= PROBLEM DETAILS =
Could you set out the material below as a Markdown table with the columns "No." and "Entry", numbering each row and leaving out blank lines? Leave the pictures out of the answer.

─── SUPPLIED MATERIAL ───

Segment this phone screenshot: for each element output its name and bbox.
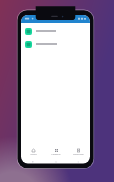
button[interactable]: [21, 26, 90, 36]
button[interactable]: Category: [45, 148, 67, 156]
button[interactable]: Bookmark: [67, 148, 89, 156]
button[interactable]: [21, 39, 90, 49]
button[interactable]: Home: [22, 148, 44, 156]
staticText: Bookmark: [73, 153, 84, 156]
staticText: Home: [30, 153, 37, 156]
staticText: Category: [51, 153, 61, 156]
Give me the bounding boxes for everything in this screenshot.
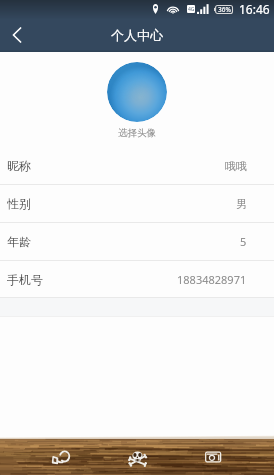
staticText: 个人中心 xyxy=(111,27,163,43)
button[interactable]: 年龄 xyxy=(0,223,274,261)
staticText: 哦哦 xyxy=(225,159,247,173)
staticText: 5 xyxy=(240,234,247,249)
staticText: 16:46 xyxy=(239,1,270,17)
button[interactable]: 性别 xyxy=(0,185,274,223)
staticText: 男 xyxy=(236,197,247,211)
staticText: 手机号 xyxy=(7,272,43,287)
staticText: 18834828971 xyxy=(177,272,247,287)
button[interactable]: Back xyxy=(0,18,33,52)
staticText: 昵称 xyxy=(7,158,31,173)
staticText: 性别 xyxy=(7,196,31,211)
staticText: 4G xyxy=(188,6,195,13)
staticText: 36% xyxy=(218,5,231,14)
button[interactable]: 昵称 xyxy=(0,147,274,185)
button[interactable]: 选择头像 xyxy=(107,62,167,122)
button[interactable]: Skull xyxy=(99,439,175,475)
button[interactable]: Hook xyxy=(23,439,99,475)
button[interactable]: Camera xyxy=(175,439,251,475)
staticText: 年龄 xyxy=(7,234,31,249)
button[interactable]: 手机号 xyxy=(0,261,274,298)
staticText: 选择头像 xyxy=(118,127,156,139)
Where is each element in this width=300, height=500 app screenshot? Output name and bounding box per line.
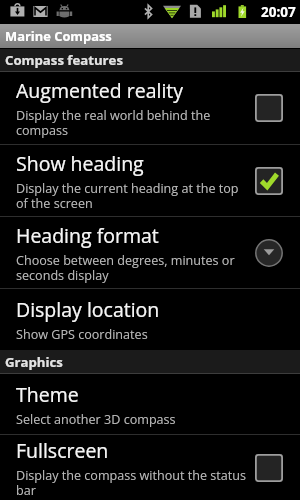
- staticText: Heading format: [16, 222, 159, 249]
- staticText: Theme: [16, 381, 79, 408]
- button[interactable]: Show heading: [0, 145, 300, 216]
- staticText: Display the current heading at the top o…: [16, 180, 251, 212]
- staticText: Augmented reality: [16, 77, 184, 104]
- staticText: Fullscreen: [16, 437, 109, 464]
- button[interactable]: Checkbox: [255, 454, 283, 482]
- staticText: Display location: [16, 296, 160, 323]
- staticText: Display the compass without the status b…: [16, 467, 251, 499]
- staticText: Graphics: [5, 353, 63, 371]
- staticText: Show GPS coordinates: [16, 326, 148, 343]
- button[interactable]: Checked checkbox: [255, 167, 283, 195]
- staticText: Show heading: [16, 150, 144, 177]
- staticText: Compass features: [5, 51, 123, 69]
- button[interactable]: Heading format: [0, 217, 300, 288]
- button[interactable]: Display location: [0, 289, 300, 350]
- button[interactable]: Open heading format list: [255, 239, 283, 267]
- button[interactable]: Checkbox: [255, 94, 283, 122]
- staticText: 20:07: [261, 3, 296, 21]
- staticText: Select another 3D compass: [16, 411, 176, 428]
- button[interactable]: Marine Compass: [0, 24, 300, 48]
- button[interactable]: Fullscreen: [0, 435, 300, 500]
- button[interactable]: Augmented reality: [0, 72, 300, 144]
- staticText: Marine Compass: [5, 27, 112, 45]
- staticText: Choose between degrees, minutes or secon…: [16, 252, 251, 284]
- button[interactable]: Theme: [0, 374, 300, 434]
- staticText: Display the real world behind the compas…: [16, 107, 251, 139]
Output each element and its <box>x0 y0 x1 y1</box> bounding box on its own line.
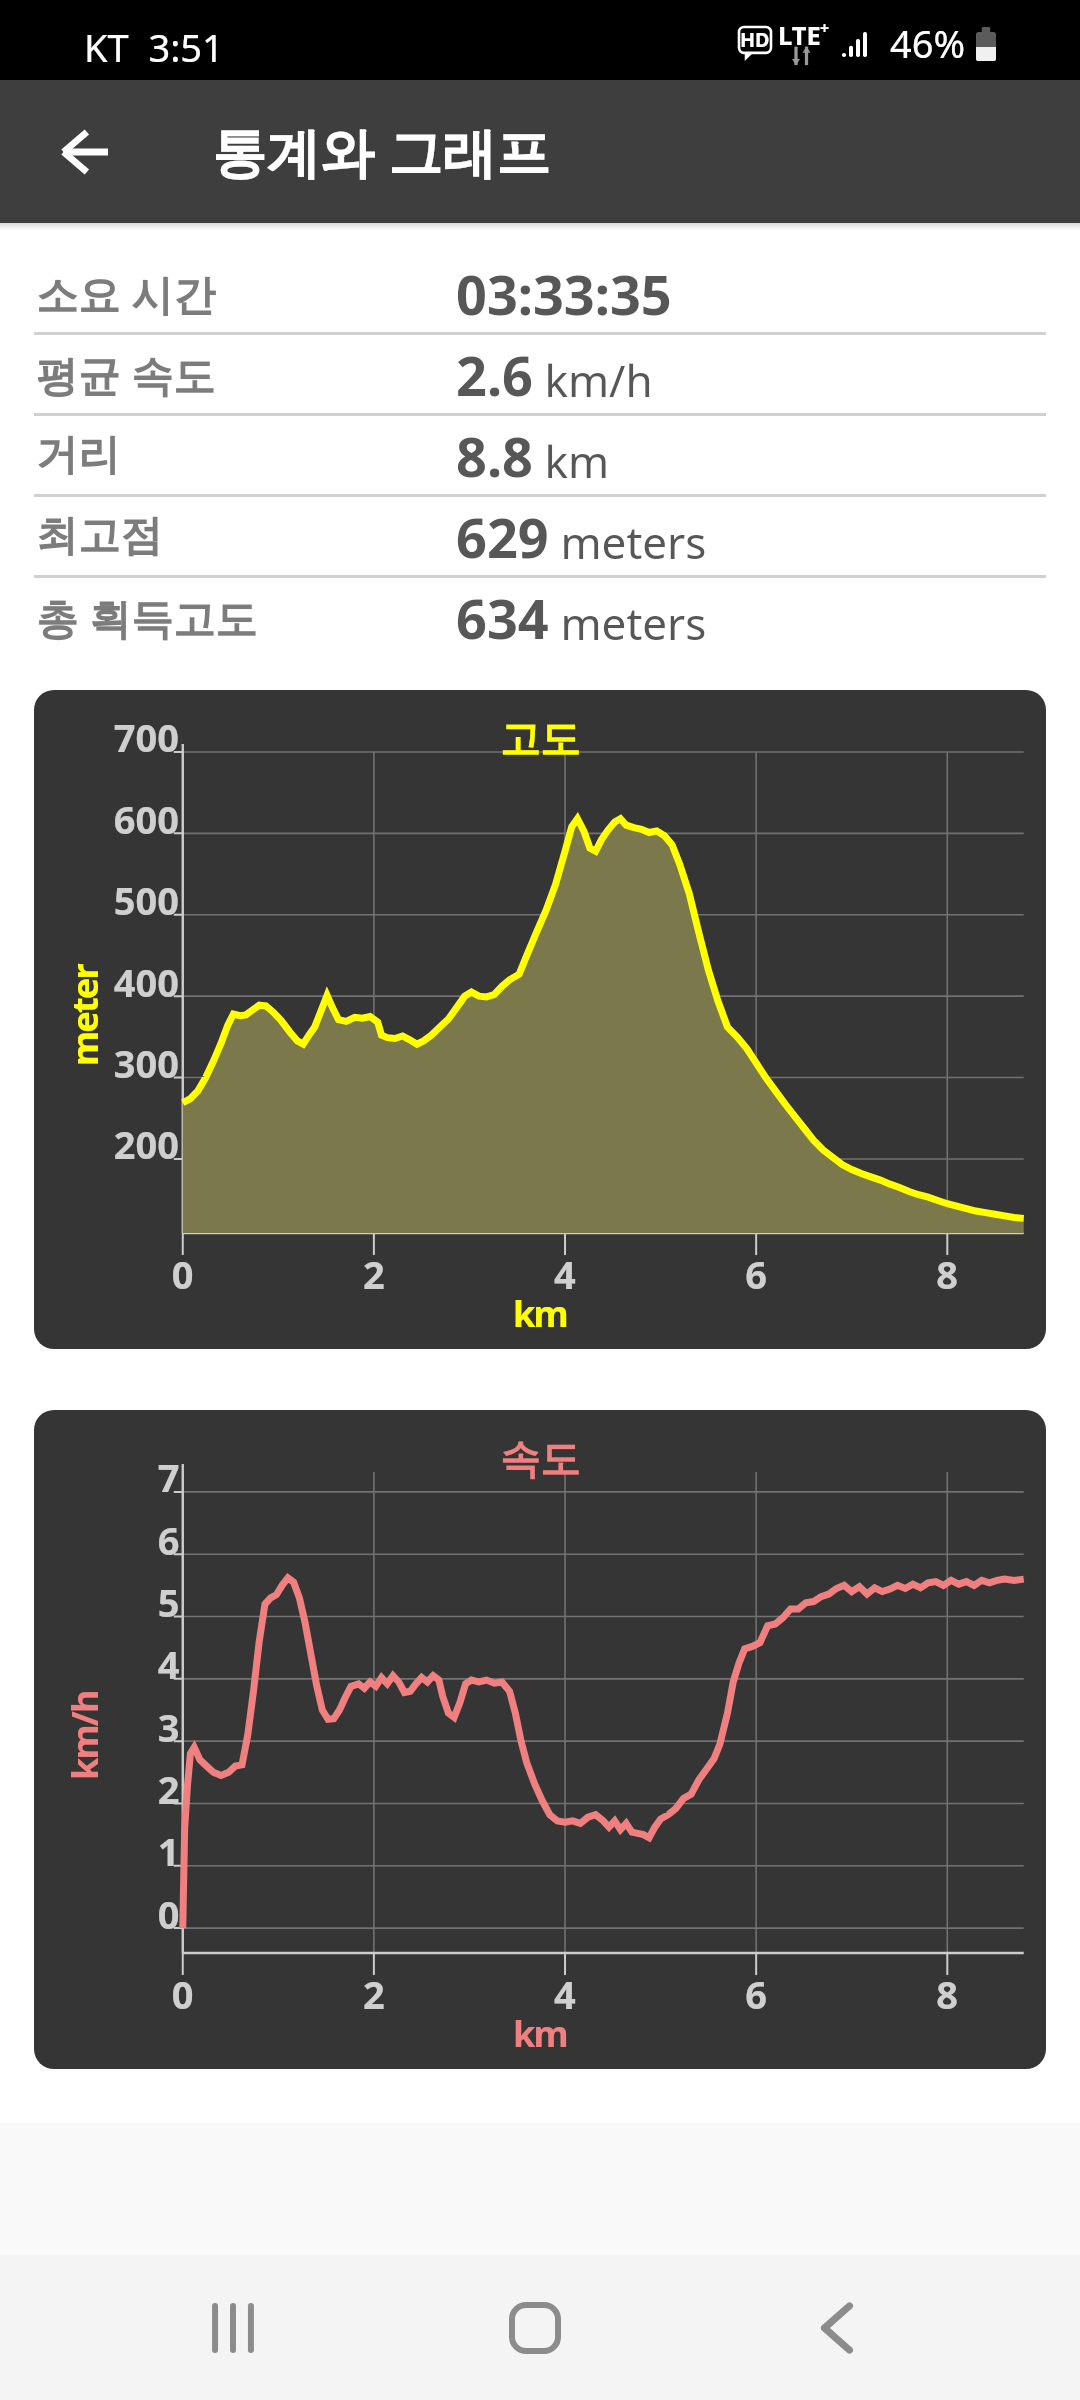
button[interactable] <box>34 690 1046 1349</box>
staticText: meters <box>549 593 707 653</box>
staticText: meters <box>549 512 707 572</box>
button[interactable]: Home <box>460 2255 610 2400</box>
staticText: 634 <box>456 581 549 655</box>
button[interactable]: Back <box>12 80 156 223</box>
button[interactable]: Back <box>762 2255 912 2400</box>
staticText: km/h <box>533 350 653 410</box>
staticText: KT 3:51 <box>84 21 224 73</box>
staticText: km <box>533 431 610 491</box>
staticText: 최고점 <box>36 510 162 563</box>
staticText: 총 획득고도 <box>36 589 257 646</box>
staticText: 평균 속도 <box>36 346 215 403</box>
staticText: 통계와 그래프 <box>212 114 551 188</box>
staticText: 03:33:35 <box>456 257 672 331</box>
staticText: 소요 시간 <box>36 265 215 322</box>
button[interactable]: Recent apps <box>158 2255 308 2400</box>
staticText: 8.8 <box>456 419 533 493</box>
staticText: 629 <box>456 500 549 574</box>
staticText: 거리 <box>36 429 120 482</box>
staticText: 46% <box>890 17 966 69</box>
button[interactable] <box>34 1410 1046 2069</box>
staticText: 2.6 <box>456 338 533 412</box>
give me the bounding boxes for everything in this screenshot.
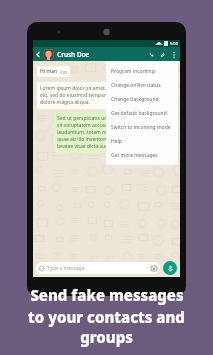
staticText: Sed ut perspiciatis unde omnis iste natu…: [57, 115, 173, 150]
button[interactable]: Call: [146, 49, 157, 60]
staticText: to your contacts and groups: [0, 307, 213, 347]
staticText: Hi man: [40, 68, 58, 75]
button[interactable]: Get default background: [106, 106, 178, 120]
button[interactable]: Change online status: [106, 78, 178, 92]
button[interactable]: Lorem ipsum dolor sit amet, consectetur …: [37, 82, 172, 109]
button[interactable]: Switch to incoming mode: [106, 120, 178, 134]
staticText: Type a message: [47, 265, 85, 272]
button[interactable]: Help: [106, 134, 178, 148]
button[interactable]: Attach: [157, 49, 168, 60]
staticText: Lorem ipsum dolor sit amet, consectetur …: [40, 85, 169, 106]
button[interactable]: More options: [168, 49, 179, 60]
button[interactable]: Program incoming message: [106, 64, 178, 78]
button[interactable]: Sed ut perspiciatis unde omnis iste natu…: [54, 112, 176, 153]
staticText: Send fake messages: [30, 285, 184, 305]
button[interactable]: Record voice message: [163, 261, 177, 275]
staticText: 5:00: [170, 41, 178, 46]
staticText: Get default background: [111, 110, 167, 117]
button[interactable]: Back: [33, 49, 43, 59]
button[interactable]: Get more messages: [106, 148, 178, 162]
staticText: 5:00: [60, 70, 67, 75]
staticText: Program incoming message: [111, 68, 173, 75]
staticText: Switch to incoming mode: [111, 124, 171, 131]
staticText: Help: [111, 138, 122, 145]
button[interactable]: [43, 49, 54, 60]
staticText: Change background image: [111, 96, 173, 103]
button[interactable]: Type a message: [36, 262, 160, 274]
staticText: Change online status: [111, 82, 161, 89]
staticText: Crush Doe: [57, 50, 90, 59]
button[interactable]: Hi man: [37, 66, 70, 77]
button[interactable]: Change background image: [106, 92, 178, 106]
staticText: Get more messages: [111, 152, 158, 159]
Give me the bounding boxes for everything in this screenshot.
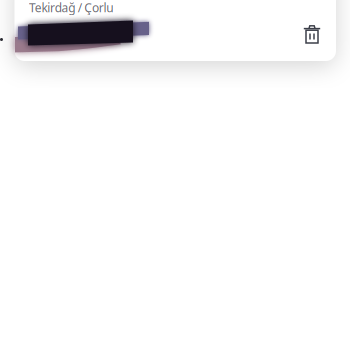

───

= TASK RESULT =
| No. | Entry |
|---|---|
| 1 | Segment this phone screenshot: for each element output its name and bbox. |
| 2 | button[interactable]: [21, 26, 90, 36] |
| 3 | button[interactable]: Category: [45, 148, 67, 156] |
| 4 | button[interactable]: Bookmark: [67, 148, 89, 156] |
| 5 | button[interactable]: [21, 39, 90, 49] |
| 6 | button[interactable]: Home: [22, 148, 44, 156] |
| 7 | staticText: Bookmark: [73, 153, 84, 156] |
| 8 | staticText: Home: [30, 153, 37, 156] |
| 9 | staticText: Category: [51, 153, 61, 156] |
| 10 | Give me the bounding boxes for everything in this screenshot. |
| 11 | staticText: 个人中心 xyxy=(111,27,163,43) |
| 12 | button[interactable]: 年龄 xyxy=(0,223,274,261) |
| 13 | staticText: 哦哦 xyxy=(225,159,247,173) |
| 14 | staticText: 5 xyxy=(240,234,247,249) |
| 15 | staticText: 16:46 xyxy=(239,1,270,17) |
| 16 | button[interactable]: 性别 xyxy=(0,185,274,223) |
| 17 | staticText: 男 xyxy=(236,197,247,211) |
| 18 | staticText: 手机号 xyxy=(7,272,43,287) |
| 19 | staticText: 18834828971 xyxy=(177,272,247,287) |
| 20 | button[interactable]: Back xyxy=(0,18,33,52) |
| 21 | staticText: 昵称 xyxy=(7,158,31,173) |
| 22 | staticText: 性别 xyxy=(7,196,31,211) |
| 23 | staticText: 4G xyxy=(188,6,195,13) |
| 24 | staticText: 36% xyxy=(218,5,231,14) |
| 25 | button[interactable]: 昵称 xyxy=(0,147,274,185) |
| 26 | button[interactable]: 选择头像 xyxy=(107,62,167,122) |
| 27 | button[interactable]: Skull xyxy=(99,439,175,475) |
| 28 | button[interactable]: Hook xyxy=(23,439,99,475) |
| 29 | button[interactable]: Camera xyxy=(175,439,251,475) |
| 30 | staticText: 年龄 xyxy=(7,234,31,249) |
| 31 | button[interactable]: 手机号 xyxy=(0,261,274,298) |
| 32 | staticText: 选择头像 xyxy=(118,127,156,139) |
| 33 | Where is each element in this width=300, height=500 app screenshot? Output name and bounding box per line. |
| 34 | - staticText: Heading format: [16, 222, 159, 249] |
| 35 | - staticText: Theme: [16, 381, 79, 408] |
| 36 | - button[interactable]: Show heading: [0, 145, 300, 216] |
| 37 | - staticText: Display the current heading at the top o…: [16, 180, 251, 212] |
| 38 | - staticText: Augmented reality: [16, 77, 184, 104] |
| 39 | - staticText: Fullscreen: [16, 437, 109, 464] |
| 40 | - button[interactable]: Checkbox: [255, 454, 283, 482] |
| 41 | - staticText: Display location: [16, 296, 160, 323] |
| 42 | - staticText: Display the compass without the status b…: [16, 467, 251, 499] |
| 43 | - staticText: Graphics: [5, 353, 63, 371] |
| 44 | - staticText: Show GPS coordinates: [16, 326, 148, 343] |
| 45 | - button[interactable]: Checked checkbox: [255, 167, 283, 195] |
| 46 | - staticText: Show heading: [16, 150, 144, 177] |
| 47 | - staticText: Compass features: [5, 51, 123, 69] |
| 48 | - button[interactable]: Heading format: [0, 217, 300, 288] |
| 49 | - button[interactable]: Display location: [0, 289, 300, 350] |
| 50 | - button[interactable]: Open heading format list: [255, 239, 283, 267] |
| 51 | - button[interactable]: Checkbox: [255, 94, 283, 122] |
| 52 | - staticText: 20:07: [261, 3, 296, 21] |
| 53 | - staticText: Select another 3D compass: [16, 411, 176, 428] |
| 54 | - button[interactable]: Marine Compass: [0, 24, 300, 48] |
| 55 | - button[interactable]: Fullscreen: [0, 435, 300, 500] |
| 56 | - button[interactable]: Augmented reality: [0, 72, 300, 144] |
| 57 | - staticText: Marine Compass: [5, 27, 112, 45] |
| 58 | - staticText: Choose between degrees, minutes or secon…: [16, 252, 251, 284] |
| 59 | - button[interactable]: Theme: [0, 374, 300, 434] |
| 60 | - staticText: Display the real world behind the compas…: [16, 107, 251, 139] |
| 61 | Output each element and its <box>x0 y0 x1 y1</box> bounding box on its own line. |
| 62 | button[interactable] <box>34 690 1046 1349</box> |
| 63 | staticText: meters <box>549 593 707 653</box> |
| 64 | staticText: meters <box>549 512 707 572</box> |
| 65 | button[interactable]: Home <box>460 2255 610 2400</box> |
| 66 | staticText: 634 <box>456 581 549 655</box> |
| 67 | button[interactable]: Back <box>12 80 156 223</box> |
| 68 | button[interactable]: Back <box>762 2255 912 2400</box> |
| 69 | staticText: km/h <box>533 350 653 410</box> |
| 70 | staticText: KT 3:51 <box>84 21 224 73</box> |
| 71 | staticText: km <box>533 431 610 491</box> |
| 72 | staticText: 최고점 <box>36 510 162 563</box> |
| 73 | staticText: 총 획득고도 <box>36 589 257 646</box> |
| 74 | staticText: 평균 속도 <box>36 346 215 403</box> |
| 75 | staticText: 통계와 그래프 <box>212 114 551 188</box> |
| 76 | staticText: 03:33:35 <box>456 257 672 331</box> |
| 77 | staticText: 소요 시간 <box>36 265 215 322</box> |
| 78 | button[interactable]: Recent apps <box>158 2255 308 2400</box> |
| 79 | staticText: 8.8 <box>456 419 533 493</box> |
| 80 | staticText: 629 <box>456 500 549 574</box> |
| 81 | staticText: 거리 <box>36 429 120 482</box> |
| 82 | staticText: 46% <box>890 17 966 69</box> |
| 83 | button[interactable] <box>34 1410 1046 2069</box> |
| 84 | staticText: 2.6 <box>456 338 533 412</box> |
| 85 | give me the bounding boxes for everything in this screenshot. |
| 86 | staticText: Sed ut perspiciatis unde omnis iste natu…: [57, 115, 173, 150] |
| 87 | button[interactable]: Call: [146, 49, 157, 60] |
| 88 | staticText: to your contacts and groups: [0, 307, 213, 347] |
| 89 | staticText: Hi man: [40, 68, 58, 75] |
| 90 | button[interactable]: Get default background: [106, 106, 178, 120] |
| 91 | button[interactable]: Change online status: [106, 78, 178, 92] |
| 92 | button[interactable]: Lorem ipsum dolor sit amet, consectetur …: [37, 82, 172, 109] |
| 93 | button[interactable]: Switch to incoming mode: [106, 120, 178, 134] |
| 94 | staticText: Type a message: [47, 265, 85, 272] |
| 95 | button[interactable]: Help: [106, 134, 178, 148] |
| 96 | button[interactable]: Attach: [157, 49, 168, 60] |
| 97 | staticText: Lorem ipsum dolor sit amet, consectetur …: [40, 85, 169, 106] |
| 98 | button[interactable]: More options: [168, 49, 179, 60] |
| 99 | button[interactable]: Program incoming message: [106, 64, 178, 78] |
| 100 | button[interactable]: Sed ut perspiciatis unde omnis iste natu…: [54, 112, 176, 153] |
| 101 | staticText: Send fake messages: [30, 285, 184, 305] |
| 102 | button[interactable]: Record voice message: [163, 261, 177, 275] |
| 103 | staticText: 5:00: [170, 41, 178, 46] |
| 104 | staticText: Get default background: [111, 110, 167, 117] |
| 105 | button[interactable]: Back: [33, 49, 43, 59] |
| 106 | button[interactable]: Get more messages: [106, 148, 178, 162] |
| 107 | staticText: 5:00: [60, 70, 67, 75] |
| 108 | staticText: Program incoming message: [111, 68, 173, 75] |
| 109 | staticText: Switch to incoming mode: [111, 124, 171, 131] |
| 110 | staticText: Help: [111, 138, 122, 145] |
| 111 | button[interactable]: [43, 49, 54, 60] |
| 112 | staticText: Change background image: [111, 96, 173, 103] |
| 113 | button[interactable]: Type a message: [36, 262, 160, 274] |
| 114 | staticText: Change online status: [111, 82, 161, 89] |
| 115 | staticText: Crush Doe: [57, 50, 90, 59] |
| 116 | button[interactable]: Hi man: [37, 66, 70, 77] |
| 117 | button[interactable]: Change background image: [106, 92, 178, 106] |
| 118 | staticText: Get more messages: [111, 152, 158, 159] |
| 119 | Give me the bounding boxes for everything in this screenshot. |